Passage given:
- Origin: Canberra, Australia
- Genres: Doom metal, stoner metal, experimental metal
- Years active: 1991–present
- Label: Rise Above
- Members: Brad Nicholson (Vocals) Roy Torkington (guitar) Maggs (Drums) DD (Bass) JJ (Guitar)
- Past members: Mel Walker (Guitar) Adrian Paul Duncan Ivan
- Website: www.podpeople.com.au

= Pod People (band) =

Australian doom metal band

Pod People are a doom metal band from Canberra, Australia that formed in 1991. The band has recorded six releases, playing a blend of stoner and sludge traits, with lyrics on themes of cannabis in their earlier works, to topics thematically based around The Divine Comedy. The band released one EP and several demo tapes with the original line up. The founding members later left the band during 1993–1996, which drastically altered the make up and sound of the band.

The Swingin Beef and Soil EPs saw the band develop a much heavier approach blending doom and death metal influences with the more stoner rock approach of the original group.

In 2000 the band signed to High Beam Records and produced Doom Saloon which featured artwork and themes based on the Inferno chapter of Dante Aligiheri's The Divine Comedy on a fold out upside down cross released in 2001.

Exercise description: Translate this sentence from the Pod People passage into French: "The band released one EP and several demo tapes with the original line up."

Data listing:

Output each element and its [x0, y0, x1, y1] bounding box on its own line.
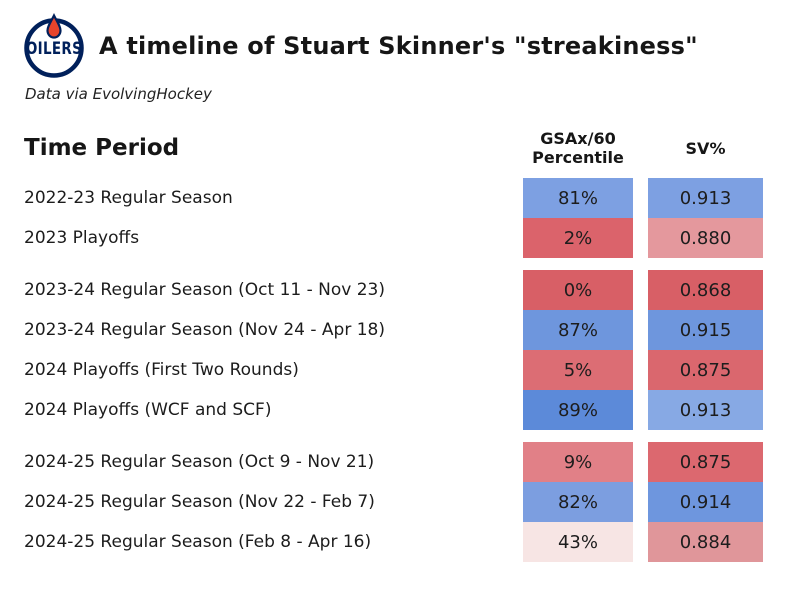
time-period-label: 2022-23 Regular Season	[24, 188, 233, 208]
sv-percentage-cell: 0.913	[648, 390, 763, 430]
gsax-percentile-cell: 43%	[523, 522, 633, 562]
gsax-percentile-cell: 9%	[523, 442, 633, 482]
logo-wordmark: OILERS	[26, 39, 82, 59]
table-row: 2022-23 Regular Season 81% 0.913	[24, 178, 763, 218]
gsax-percentile-cell: 0%	[523, 270, 633, 310]
time-period-label: 2024 Playoffs (WCF and SCF)	[24, 400, 272, 420]
gsax-percentile-cell: 81%	[523, 178, 633, 218]
table-row: 2023-24 Regular Season (Nov 24 - Apr 18)…	[24, 310, 763, 350]
sv-percentage-cell: 0.880	[648, 218, 763, 258]
time-period-label: 2023-24 Regular Season (Oct 11 - Nov 23)	[24, 280, 385, 300]
table-header-row: Time Period GSAx/60 Percentile SV%	[24, 125, 763, 171]
table-row: 2024 Playoffs (First Two Rounds) 5% 0.875	[24, 350, 763, 390]
column-header-time-period: Time Period	[24, 135, 180, 161]
time-period-label: 2024-25 Regular Season (Oct 9 - Nov 21)	[24, 452, 375, 472]
sv-percentage-cell: 0.884	[648, 522, 763, 562]
data-source-note: Data via EvolvingHockey	[25, 85, 212, 103]
gsax-percentile-cell: 89%	[523, 390, 633, 430]
time-period-label: 2023-24 Regular Season (Nov 24 - Apr 18)	[24, 320, 386, 340]
gsax-percentile-cell: 2%	[523, 218, 633, 258]
table-row: 2024-25 Regular Season (Oct 9 - Nov 21) 9…	[24, 442, 763, 482]
oil-drop-icon	[46, 13, 62, 39]
table-body: 2022-23 Regular Season 81% 0.913 2023 Playo…	[24, 178, 763, 562]
sv-percentage-cell: 0.868	[648, 270, 763, 310]
time-period-label: 2023 Playoffs	[24, 228, 140, 248]
gsax-percentile-cell: 5%	[523, 350, 633, 390]
sv-percentage-cell: 0.914	[648, 482, 763, 522]
row-group: 2022-23 Regular Season 81% 0.913 2023 Playo…	[24, 178, 763, 258]
row-group: 2023-24 Regular Season (Oct 11 - Nov 23)…	[24, 270, 763, 430]
oilers-logo: OILERS	[24, 13, 84, 78]
column-header-gsax-line1: GSAx/60	[540, 129, 616, 148]
column-header-gsax-percentile: GSAx/60 Percentile	[523, 129, 633, 167]
time-period-label: 2024-25 Regular Season (Nov 22 - Feb 7)	[24, 492, 375, 512]
time-period-label: 2024 Playoffs (First Two Rounds)	[24, 360, 299, 380]
table-row: 2024-25 Regular Season (Nov 22 - Feb 7) 8…	[24, 482, 763, 522]
sv-percentage-cell: 0.915	[648, 310, 763, 350]
table-row: 2023-24 Regular Season (Oct 11 - Nov 23)…	[24, 270, 763, 310]
page-title: A timeline of Stuart Skinner's "streakin…	[99, 32, 698, 60]
table-row: 2024-25 Regular Season (Feb 8 - Apr 16) 4…	[24, 522, 763, 562]
table-row: 2023 Playoffs 2% 0.880	[24, 218, 763, 258]
sv-percentage-cell: 0.875	[648, 442, 763, 482]
sv-percentage-cell: 0.913	[648, 178, 763, 218]
column-header-sv: SV%	[685, 138, 726, 158]
streakiness-table: Time Period GSAx/60 Percentile SV% 2022-…	[24, 125, 763, 562]
table-row: 2024 Playoffs (WCF and SCF) 89% 0.913	[24, 390, 763, 430]
column-header-gsax-line2: Percentile	[532, 148, 624, 167]
sv-percentage-cell: 0.875	[648, 350, 763, 390]
header: OILERS A timeline of Stuart Skinner's "s…	[0, 0, 796, 79]
time-period-label: 2024-25 Regular Season (Feb 8 - Apr 16)	[24, 532, 372, 552]
gsax-percentile-cell: 82%	[523, 482, 633, 522]
gsax-percentile-cell: 87%	[523, 310, 633, 350]
row-group: 2024-25 Regular Season (Oct 9 - Nov 21) 9…	[24, 442, 763, 562]
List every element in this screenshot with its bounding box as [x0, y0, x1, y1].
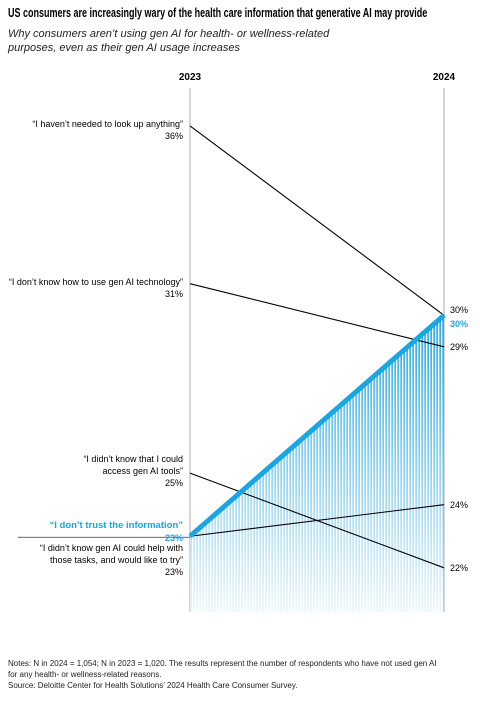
series-label: “I haven’t needed to look up anything”	[32, 118, 183, 129]
slope-line	[189, 504, 445, 537]
chart-subtitle: Why consumers aren’t using gen AI for he…	[8, 28, 330, 54]
value-label: 30%	[450, 319, 469, 330]
highlight-stripes	[190, 315, 444, 612]
series-label: “I don’t trust the information”	[49, 520, 183, 532]
chart-title: US consumers are increasingly wary of th…	[8, 6, 428, 20]
x-tick-label: 2023	[179, 72, 202, 83]
value-label: 24%	[450, 499, 469, 510]
source: Source: Deloitte Center for Health Solut…	[8, 681, 298, 690]
value-label: 23%	[164, 533, 183, 544]
value-label: 25%	[164, 478, 183, 489]
value-label: 36%	[164, 130, 183, 141]
x-tick-label: 2024	[433, 72, 456, 83]
slope-line	[188, 313, 446, 539]
slope-line	[189, 125, 445, 316]
value-label: 22%	[450, 562, 469, 573]
slope-line	[189, 283, 445, 348]
notes: Notes: N in 2024 = 1,054; N in 2023 = 1,…	[8, 659, 437, 679]
value-label: 31%	[164, 288, 183, 299]
value-label: 30%	[450, 305, 469, 316]
series-label: “I didn’t know gen AI could help with th…	[39, 543, 183, 566]
value-label: 23%	[164, 567, 183, 578]
series-label: “I don’t know how to use gen AI technolo…	[8, 276, 183, 287]
series-label: “I didn’t know that I could access gen A…	[83, 454, 183, 477]
value-label: 29%	[450, 341, 469, 352]
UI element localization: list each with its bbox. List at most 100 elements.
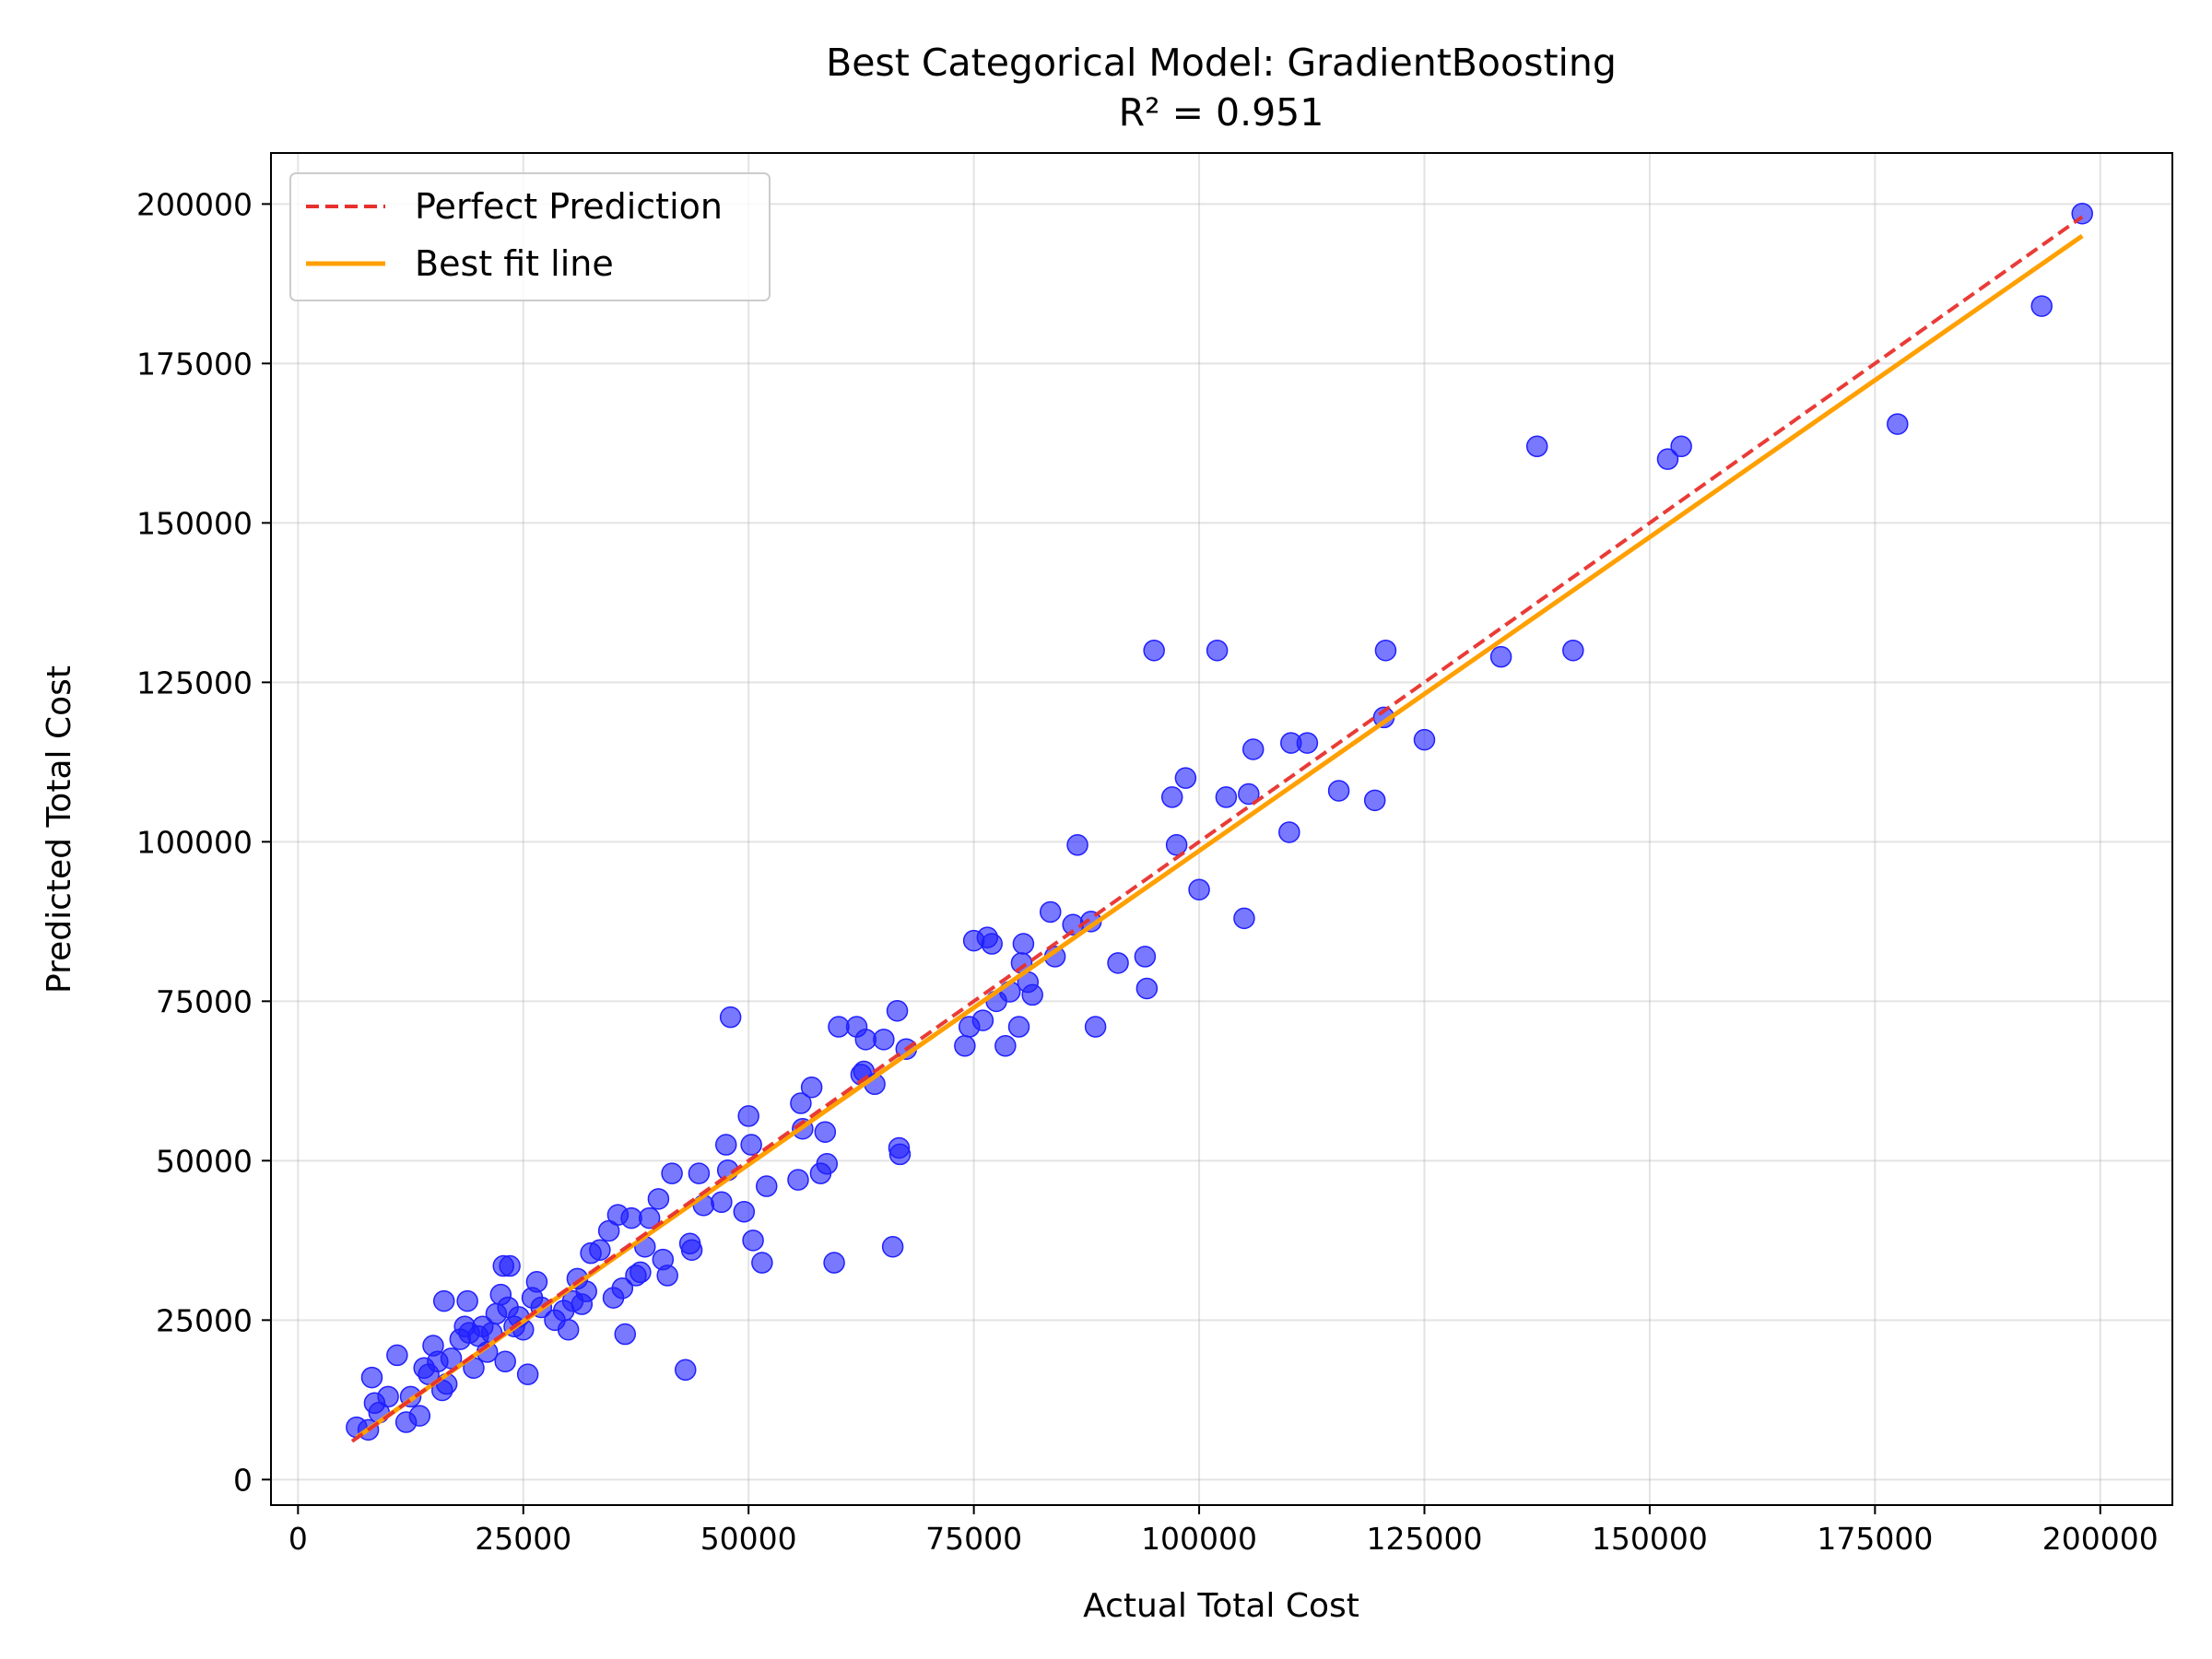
data-point [1374,639,1397,662]
data-point [499,1254,521,1277]
y-tick-label: 150000 [136,505,253,541]
data-point [432,1289,455,1312]
x-tick-label: 0 [288,1521,308,1557]
data-point [1525,435,1548,458]
data-point [733,1200,756,1223]
data-point [575,1280,597,1302]
y-tick-label: 100000 [136,824,253,860]
data-point [386,1344,408,1367]
y-axis-ticks: 0 25000 50000 75000 100000 125000 150000 175000… [136,186,271,1498]
data-point [1296,732,1319,754]
y-tick-label: 175000 [136,346,253,382]
x-tick-label: 125000 [1366,1521,1482,1557]
data-point [1241,738,1265,760]
data-point [1238,782,1260,806]
x-axis-label: Actual Total Cost [1083,1587,1359,1625]
data-point [787,1169,809,1191]
x-tick-label: 200000 [2042,1521,2159,1557]
data-point [456,1289,478,1312]
data-point [377,1385,399,1408]
data-point [494,1350,516,1373]
data-points [346,202,2093,1441]
x-tick-label: 25000 [475,1521,571,1557]
data-point [1278,821,1300,843]
data-point [740,1134,762,1156]
data-point [1363,789,1386,812]
legend-box [289,172,771,301]
data-point [1174,767,1197,789]
data-point [1670,435,1692,458]
data-point [620,1206,642,1230]
data-point [1562,639,1584,662]
data-point [1012,933,1035,955]
data-point [2030,295,2053,317]
y-tick-label: 50000 [156,1143,253,1179]
y-tick-label: 200000 [136,186,253,222]
y-axis-label: Predicted Total Cost [41,665,78,994]
x-tick-label: 175000 [1817,1521,1933,1557]
data-point [854,1029,877,1051]
data-point [1107,952,1129,974]
chart-title: Best Categorical Model: GradientBoosting [826,41,1617,85]
data-point [1887,413,1909,435]
y-tick-label: 75000 [156,983,253,1019]
legend-label-best-fit-line: Best fit line [415,243,614,284]
data-point [755,1175,778,1197]
data-point [873,1029,895,1051]
data-point [656,1265,678,1287]
data-point [719,1006,742,1029]
data-point [1165,834,1188,856]
data-point [1135,977,1159,1000]
data-point [800,1077,823,1099]
data-point [742,1230,764,1252]
data-point [1188,878,1210,900]
data-point [440,1347,463,1370]
grid-lines [271,153,2172,1505]
data-point [589,1239,611,1261]
data-point [360,1366,383,1389]
data-point [611,1277,634,1300]
data-point [408,1405,431,1427]
data-point [1413,728,1436,751]
data-point [816,1153,839,1175]
data-point [711,1191,733,1214]
data-point [647,1188,670,1210]
data-point [823,1252,845,1274]
legend: Perfect Prediction Best fit line [289,172,771,301]
y-tick-label: 0 [233,1462,253,1498]
data-point [680,1239,703,1261]
reference-lines [350,215,2084,1443]
data-point [1215,786,1238,808]
data-point [971,1009,994,1031]
data-point [1066,834,1088,856]
data-point [790,1092,812,1114]
data-point [888,1143,912,1166]
x-tick-label: 50000 [700,1521,797,1557]
data-point [828,1016,850,1038]
data-point [638,1206,661,1230]
x-tick-label: 75000 [925,1521,1022,1557]
data-point [1007,1016,1030,1038]
data-point [814,1121,837,1143]
data-point [1160,786,1183,808]
data-point [886,999,909,1022]
data-point [1327,780,1350,802]
data-point [1489,645,1512,668]
data-point [1084,1016,1107,1038]
data-point [525,1271,548,1293]
data-point [715,1134,737,1156]
data-point [557,1318,580,1341]
data-point [751,1252,773,1274]
best-fit-line [355,233,2084,1440]
data-point [954,1035,976,1057]
data-point [1206,639,1229,662]
data-point [1039,900,1062,924]
data-point [1233,907,1255,930]
data-point [981,933,1003,955]
chart-subtitle: R² = 0.951 [1119,90,1324,135]
x-axis-ticks: 0 25000 50000 75000 100000 125000 150000 175000… [288,1505,2159,1557]
data-point [661,1162,683,1184]
y-tick-label: 25000 [156,1302,253,1338]
data-point [881,1235,904,1258]
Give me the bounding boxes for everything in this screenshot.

Result for this task: Le groupe a sorti un EP et plusieurs cassettes de démo avec la formation d'origine.